→ **Source data**
* Begin *
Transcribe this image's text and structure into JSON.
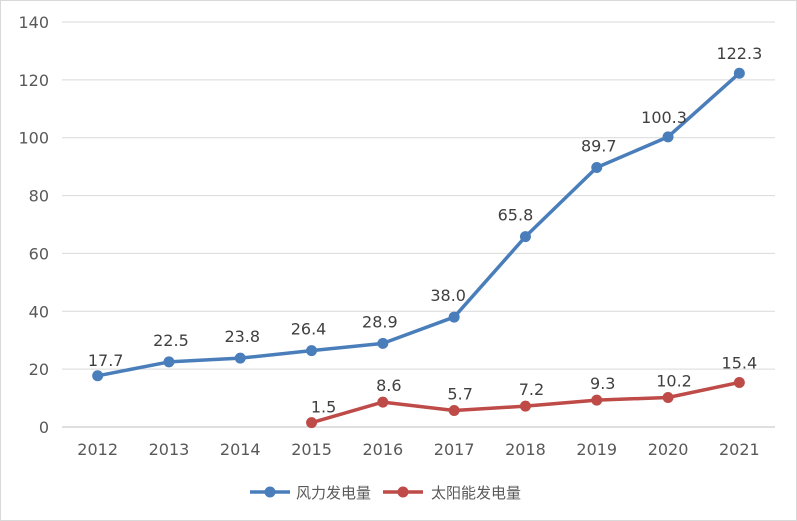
{
  "chart_data": {
    "type": "line",
    "title": "",
    "xlabel": "",
    "ylabel": "",
    "categories": [
      "2012",
      "2013",
      "2014",
      "2015",
      "2016",
      "2017",
      "2018",
      "2019",
      "2020",
      "2021"
    ],
    "ylim": [
      0,
      140
    ],
    "yticks": [
      "0",
      "20",
      "40",
      "60",
      "80",
      "100",
      "120",
      "140"
    ],
    "grid": "horizontal",
    "legend": "bottom",
    "series": [
      {
        "name": "风力发电量",
        "color": "#4a7ebb",
        "values": [
          17.7,
          22.5,
          23.8,
          26.4,
          28.9,
          38.0,
          65.8,
          89.7,
          100.3,
          122.3
        ],
        "labels": [
          "17.7",
          "22.5",
          "23.8",
          "26.4",
          "28.9",
          "38.0",
          "65.8",
          "89.7",
          "100.3",
          "122.3"
        ]
      },
      {
        "name": "太阳能发电量",
        "color": "#be4b48",
        "values": [
          null,
          null,
          null,
          1.5,
          8.6,
          5.7,
          7.2,
          9.3,
          10.2,
          15.4
        ],
        "labels": [
          "",
          "",
          "",
          "1.5",
          "8.6",
          "5.7",
          "7.2",
          "9.3",
          "10.2",
          "15.4"
        ]
      }
    ]
  }
}
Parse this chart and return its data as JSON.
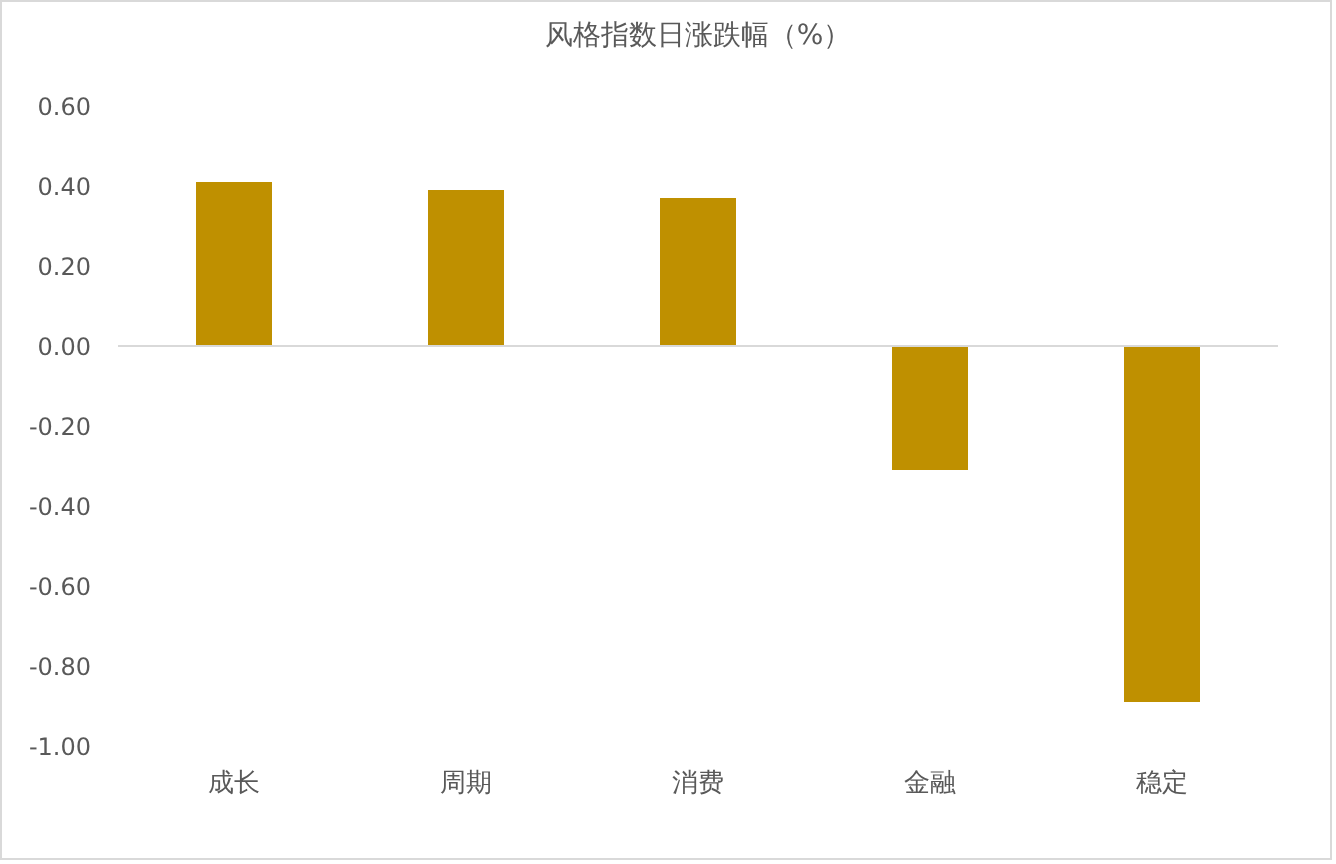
{
  "chart_data": {
    "type": "bar",
    "title": "风格指数日涨跌幅（%）",
    "categories": [
      "成长",
      "周期",
      "消费",
      "金融",
      "稳定"
    ],
    "values": [
      0.41,
      0.39,
      0.37,
      -0.31,
      -0.89
    ],
    "color": "#bf9000",
    "ylim": [
      -1.0,
      0.6
    ],
    "yticks": [
      {
        "value": -1.0,
        "label": "-1.00"
      },
      {
        "value": -0.8,
        "label": "-0.80"
      },
      {
        "value": -0.6,
        "label": "-0.60"
      },
      {
        "value": -0.4,
        "label": "-0.40"
      },
      {
        "value": -0.2,
        "label": "-0.20"
      },
      {
        "value": 0,
        "label": "0.00"
      },
      {
        "value": 0.2,
        "label": "0.20"
      },
      {
        "value": 0.4,
        "label": "0.40"
      },
      {
        "value": 0.6,
        "label": "0.60"
      }
    ],
    "ref_lines": [
      {
        "axis": "y",
        "value": 0,
        "color": "#d9d9d9"
      }
    ]
  }
}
* End *
Repeat the data exactly in full, omitting its pictures.

Transcribe this image's text and structure into JSON.
{
  "chart_data": {
    "type": "line",
    "title": "",
    "xlabel": "",
    "ylabel": "",
    "categories": [
      "2012",
      "2013",
      "2014",
      "2015",
      "2016",
      "2017",
      "2018",
      "2019",
      "2020",
      "2021"
    ],
    "ylim": [
      0,
      140
    ],
    "yticks": [
      "0",
      "20",
      "40",
      "60",
      "80",
      "100",
      "120",
      "140"
    ],
    "grid": "horizontal",
    "legend": "bottom",
    "series": [
      {
        "name": "风力发电量",
        "color": "#4a7ebb",
        "values": [
          17.7,
          22.5,
          23.8,
          26.4,
          28.9,
          38.0,
          65.8,
          89.7,
          100.3,
          122.3
        ],
        "labels": [
          "17.7",
          "22.5",
          "23.8",
          "26.4",
          "28.9",
          "38.0",
          "65.8",
          "89.7",
          "100.3",
          "122.3"
        ]
      },
      {
        "name": "太阳能发电量",
        "color": "#be4b48",
        "values": [
          null,
          null,
          null,
          1.5,
          8.6,
          5.7,
          7.2,
          9.3,
          10.2,
          15.4
        ],
        "labels": [
          "",
          "",
          "",
          "1.5",
          "8.6",
          "5.7",
          "7.2",
          "9.3",
          "10.2",
          "15.4"
        ]
      }
    ]
  }
}
Parse this chart and return its data as JSON.
{
  "chart_data": {
    "type": "bar",
    "title": "风格指数日涨跌幅（%）",
    "categories": [
      "成长",
      "周期",
      "消费",
      "金融",
      "稳定"
    ],
    "values": [
      0.41,
      0.39,
      0.37,
      -0.31,
      -0.89
    ],
    "color": "#bf9000",
    "ylim": [
      -1.0,
      0.6
    ],
    "yticks": [
      {
        "value": -1.0,
        "label": "-1.00"
      },
      {
        "value": -0.8,
        "label": "-0.80"
      },
      {
        "value": -0.6,
        "label": "-0.60"
      },
      {
        "value": -0.4,
        "label": "-0.40"
      },
      {
        "value": -0.2,
        "label": "-0.20"
      },
      {
        "value": 0,
        "label": "0.00"
      },
      {
        "value": 0.2,
        "label": "0.20"
      },
      {
        "value": 0.4,
        "label": "0.40"
      },
      {
        "value": 0.6,
        "label": "0.60"
      }
    ],
    "ref_lines": [
      {
        "axis": "y",
        "value": 0,
        "color": "#d9d9d9"
      }
    ]
  }
}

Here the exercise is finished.